### Problem details:
Pull out every line of the listing below where "Центральной" appears.

### Listing:
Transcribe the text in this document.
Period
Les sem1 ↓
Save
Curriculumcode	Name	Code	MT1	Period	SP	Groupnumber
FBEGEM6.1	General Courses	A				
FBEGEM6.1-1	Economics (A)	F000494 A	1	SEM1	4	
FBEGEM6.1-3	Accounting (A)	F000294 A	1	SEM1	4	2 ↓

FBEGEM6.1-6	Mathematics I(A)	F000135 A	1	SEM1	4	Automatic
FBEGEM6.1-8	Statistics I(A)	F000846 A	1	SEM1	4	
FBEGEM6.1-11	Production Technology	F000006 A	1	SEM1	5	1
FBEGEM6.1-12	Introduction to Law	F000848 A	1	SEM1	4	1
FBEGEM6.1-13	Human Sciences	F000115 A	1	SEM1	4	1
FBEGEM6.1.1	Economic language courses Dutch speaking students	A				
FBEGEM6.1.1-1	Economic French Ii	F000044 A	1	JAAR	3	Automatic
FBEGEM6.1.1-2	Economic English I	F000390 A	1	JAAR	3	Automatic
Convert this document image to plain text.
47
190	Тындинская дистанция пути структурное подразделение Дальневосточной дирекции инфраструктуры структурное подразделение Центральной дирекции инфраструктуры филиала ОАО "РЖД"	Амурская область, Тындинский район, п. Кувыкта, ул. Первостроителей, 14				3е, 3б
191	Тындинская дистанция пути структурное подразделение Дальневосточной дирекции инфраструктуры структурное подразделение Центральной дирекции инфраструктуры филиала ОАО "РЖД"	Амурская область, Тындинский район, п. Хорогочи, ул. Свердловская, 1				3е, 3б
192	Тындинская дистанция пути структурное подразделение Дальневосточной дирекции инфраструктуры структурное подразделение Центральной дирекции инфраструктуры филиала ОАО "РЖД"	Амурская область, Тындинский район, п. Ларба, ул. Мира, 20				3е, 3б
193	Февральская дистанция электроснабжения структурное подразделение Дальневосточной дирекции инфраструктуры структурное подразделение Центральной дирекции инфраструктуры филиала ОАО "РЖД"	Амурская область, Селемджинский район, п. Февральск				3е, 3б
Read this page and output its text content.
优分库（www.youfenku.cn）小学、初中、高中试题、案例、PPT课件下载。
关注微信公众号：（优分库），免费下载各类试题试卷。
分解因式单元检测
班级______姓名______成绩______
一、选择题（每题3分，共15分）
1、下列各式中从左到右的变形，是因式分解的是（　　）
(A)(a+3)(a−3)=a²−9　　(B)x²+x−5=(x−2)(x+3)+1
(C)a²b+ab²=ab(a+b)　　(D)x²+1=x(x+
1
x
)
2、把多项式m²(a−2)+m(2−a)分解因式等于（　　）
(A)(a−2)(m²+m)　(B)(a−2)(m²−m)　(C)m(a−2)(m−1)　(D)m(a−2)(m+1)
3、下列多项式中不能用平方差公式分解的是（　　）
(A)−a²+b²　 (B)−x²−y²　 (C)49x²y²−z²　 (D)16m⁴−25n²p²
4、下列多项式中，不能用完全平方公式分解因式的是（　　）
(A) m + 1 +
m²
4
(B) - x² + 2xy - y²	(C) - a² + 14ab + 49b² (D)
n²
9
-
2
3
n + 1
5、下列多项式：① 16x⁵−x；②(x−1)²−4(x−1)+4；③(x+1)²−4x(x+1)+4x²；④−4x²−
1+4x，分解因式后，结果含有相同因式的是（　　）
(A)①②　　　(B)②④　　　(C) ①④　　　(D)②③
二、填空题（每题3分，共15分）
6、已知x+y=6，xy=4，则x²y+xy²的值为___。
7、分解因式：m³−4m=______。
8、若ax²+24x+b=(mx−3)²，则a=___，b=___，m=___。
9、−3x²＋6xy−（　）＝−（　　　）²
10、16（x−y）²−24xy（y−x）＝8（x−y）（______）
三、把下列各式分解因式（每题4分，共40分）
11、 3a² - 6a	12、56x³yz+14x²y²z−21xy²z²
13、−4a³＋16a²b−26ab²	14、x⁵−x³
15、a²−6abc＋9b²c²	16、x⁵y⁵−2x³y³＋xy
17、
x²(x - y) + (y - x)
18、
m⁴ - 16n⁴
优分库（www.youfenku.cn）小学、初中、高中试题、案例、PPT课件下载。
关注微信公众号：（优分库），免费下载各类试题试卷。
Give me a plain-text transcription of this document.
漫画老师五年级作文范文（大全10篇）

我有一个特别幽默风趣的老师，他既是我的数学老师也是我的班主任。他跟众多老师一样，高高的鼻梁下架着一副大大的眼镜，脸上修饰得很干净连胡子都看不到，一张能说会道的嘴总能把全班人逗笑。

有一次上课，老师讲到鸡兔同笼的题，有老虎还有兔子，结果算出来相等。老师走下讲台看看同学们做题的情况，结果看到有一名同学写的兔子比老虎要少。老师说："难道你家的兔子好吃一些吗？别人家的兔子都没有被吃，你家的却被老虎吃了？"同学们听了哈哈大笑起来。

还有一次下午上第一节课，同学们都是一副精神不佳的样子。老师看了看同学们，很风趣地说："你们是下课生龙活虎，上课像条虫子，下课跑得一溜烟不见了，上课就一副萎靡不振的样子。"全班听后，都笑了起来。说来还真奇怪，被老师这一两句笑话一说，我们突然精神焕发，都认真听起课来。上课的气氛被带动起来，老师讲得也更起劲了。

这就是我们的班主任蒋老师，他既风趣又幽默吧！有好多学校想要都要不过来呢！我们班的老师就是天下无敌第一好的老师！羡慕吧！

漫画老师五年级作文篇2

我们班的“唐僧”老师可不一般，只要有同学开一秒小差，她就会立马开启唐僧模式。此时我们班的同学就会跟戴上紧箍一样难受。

### Response to this exercise:
190	Тындинская дистанция пути структурное подразделение Дальневосточной дирекции инфраструктуры структурное подразделение Центральной дирекции инфраструктуры филиала ОАО "РЖД"	Амурская область, Тындинский район, п. Кувыкта, ул. Первостроителей, 14				3е, 3б
191	Тындинская дистанция пути структурное подразделение Дальневосточной дирекции инфраструктуры структурное подразделение Центральной дирекции инфраструктуры филиала ОАО "РЖД"	Амурская область, Тындинский район, п. Хорогочи, ул. Свердловская, 1				3е, 3б
192	Тындинская дистанция пути структурное подразделение Дальневосточной дирекции инфраструктуры структурное подразделение Центральной дирекции инфраструктуры филиала ОАО "РЖД"	Амурская область, Тындинский район, п. Ларба, ул. Мира, 20				3е, 3б
193	Февральская дистанция электроснабжения структурное подразделение Дальневосточной дирекции инфраструктуры структурное подразделение Центральной дирекции инфраструктуры филиала ОАО "РЖД"	Амурская область, Селемджинский район, п. Февральск				3е, 3б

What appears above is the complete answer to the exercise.